## Work instructions
#1 In the calorie restriction text, how is the "set point" commonly defined?
#2 Reproduce the stretch of the calorie restriction text from "In some cases" through "with optimal nutrition.".

## Text block
..............................
Fundamentally, calorie restriction involves consistently maintaining a calorie intake below a particular reference calorie intake level. The choice and definition of this reference level has varied between different people and different studies. In most cases the reference level is kept constant. Usually the calorie intake is also maintained at a level that is sufficient to prevent death/damage from starvation.
Probably the most common way to define/set the reference level is to simply equate it with the "natural" level of calorie intake that is observed when food is made constantly freely available(aka "ad libitum".)
In some cases the reference level is set lower than the ad-libitum level since ad-libitum feeding can lead to overweight and obese animals/humans and it is widely held that overweight and obese subjects may not be a suitable benchmark against which to define/contrast calorie restriction.
The definition of "overweight" and "obese" in both humans and animals is essentially arbitrary however, and there is disagreement about exactly how to define the reference calorie intake level. Some suggest the reference calorie intake level varies by individual, and this idea is often referred to as the individual's "set point." The set-point is commonly defined as the "healthy" "natural" weight that is maintained by ad-libitum eating during early adulthood.
A) Calorie restriction is a diet combined with optimal nutrition.
Usually. In many/most human CR practitioners(and in CR studies in monkeys, and often but not always in rodents), caloric restriction is paired with so-called "optimum nutrition" which involves meeting at least RDA intakes of all essential nutrients.
..............................
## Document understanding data
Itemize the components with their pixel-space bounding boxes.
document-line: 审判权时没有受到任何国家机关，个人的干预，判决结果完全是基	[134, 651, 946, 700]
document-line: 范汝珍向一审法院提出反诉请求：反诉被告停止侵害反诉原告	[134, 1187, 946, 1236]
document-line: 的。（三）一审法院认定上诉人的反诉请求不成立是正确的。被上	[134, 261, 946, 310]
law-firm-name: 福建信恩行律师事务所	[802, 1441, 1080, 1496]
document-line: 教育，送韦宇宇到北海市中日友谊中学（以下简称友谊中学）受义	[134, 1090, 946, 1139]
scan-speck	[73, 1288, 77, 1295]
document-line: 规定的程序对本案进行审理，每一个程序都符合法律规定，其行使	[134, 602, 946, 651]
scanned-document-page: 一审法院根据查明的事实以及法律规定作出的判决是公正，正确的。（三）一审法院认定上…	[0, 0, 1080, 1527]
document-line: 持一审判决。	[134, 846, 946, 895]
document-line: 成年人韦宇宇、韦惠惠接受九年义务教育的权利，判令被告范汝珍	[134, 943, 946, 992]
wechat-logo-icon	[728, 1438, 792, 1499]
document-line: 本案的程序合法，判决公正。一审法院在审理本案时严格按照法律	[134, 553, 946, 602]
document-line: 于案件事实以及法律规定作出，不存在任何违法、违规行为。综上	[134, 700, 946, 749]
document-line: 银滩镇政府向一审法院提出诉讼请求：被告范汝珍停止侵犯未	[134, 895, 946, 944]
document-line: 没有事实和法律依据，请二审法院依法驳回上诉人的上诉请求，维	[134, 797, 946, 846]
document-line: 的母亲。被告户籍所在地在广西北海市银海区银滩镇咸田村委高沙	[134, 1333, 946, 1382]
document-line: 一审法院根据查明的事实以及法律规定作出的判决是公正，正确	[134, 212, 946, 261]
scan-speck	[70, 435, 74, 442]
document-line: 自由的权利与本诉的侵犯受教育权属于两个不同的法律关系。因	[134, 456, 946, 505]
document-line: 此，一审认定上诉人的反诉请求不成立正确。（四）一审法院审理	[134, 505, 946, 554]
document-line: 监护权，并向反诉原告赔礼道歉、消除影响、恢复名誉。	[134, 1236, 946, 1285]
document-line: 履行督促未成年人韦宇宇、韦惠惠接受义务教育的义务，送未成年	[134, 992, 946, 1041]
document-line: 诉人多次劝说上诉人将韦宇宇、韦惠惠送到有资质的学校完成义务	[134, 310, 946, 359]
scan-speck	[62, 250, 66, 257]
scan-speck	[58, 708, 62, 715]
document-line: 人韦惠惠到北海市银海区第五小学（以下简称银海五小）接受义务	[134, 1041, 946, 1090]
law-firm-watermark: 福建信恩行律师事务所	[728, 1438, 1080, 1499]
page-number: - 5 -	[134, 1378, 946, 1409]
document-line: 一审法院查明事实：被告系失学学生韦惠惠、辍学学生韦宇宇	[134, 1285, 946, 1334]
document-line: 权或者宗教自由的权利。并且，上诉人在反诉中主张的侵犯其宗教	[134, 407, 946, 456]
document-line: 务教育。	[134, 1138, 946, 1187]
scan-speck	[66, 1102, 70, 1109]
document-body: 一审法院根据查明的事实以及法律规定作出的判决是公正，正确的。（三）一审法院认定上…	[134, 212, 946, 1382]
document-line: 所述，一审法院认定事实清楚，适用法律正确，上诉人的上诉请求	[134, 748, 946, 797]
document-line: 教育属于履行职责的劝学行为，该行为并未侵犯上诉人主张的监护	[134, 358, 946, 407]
..............................
## Answers by item number
#1 It is the "healthy" "natural" weight maintained by ad-libitum eating during early adulthood.

#2
In some cases the reference level is set lower than the ad-libitum level since ad-libitum feeding can lead to overweight and obese animals/humans and it is widely held that overweight and obese subjects may not be a suitable benchmark against which to define/contrast calorie restriction.
The definition of "overweight" and "obese" in both humans and animals is essentially arbitrary however, and there is disagreement about exactly how to define the reference calorie intake level. Some suggest the reference calorie intake level varies by individual, and this idea is often referred to as the individual's "set point." The set-point is commonly defined as the "healthy" "natural" weight that is maintained by ad-libitum eating during early adulthood.
A) Calorie restriction is a diet combined with optimal nutrition.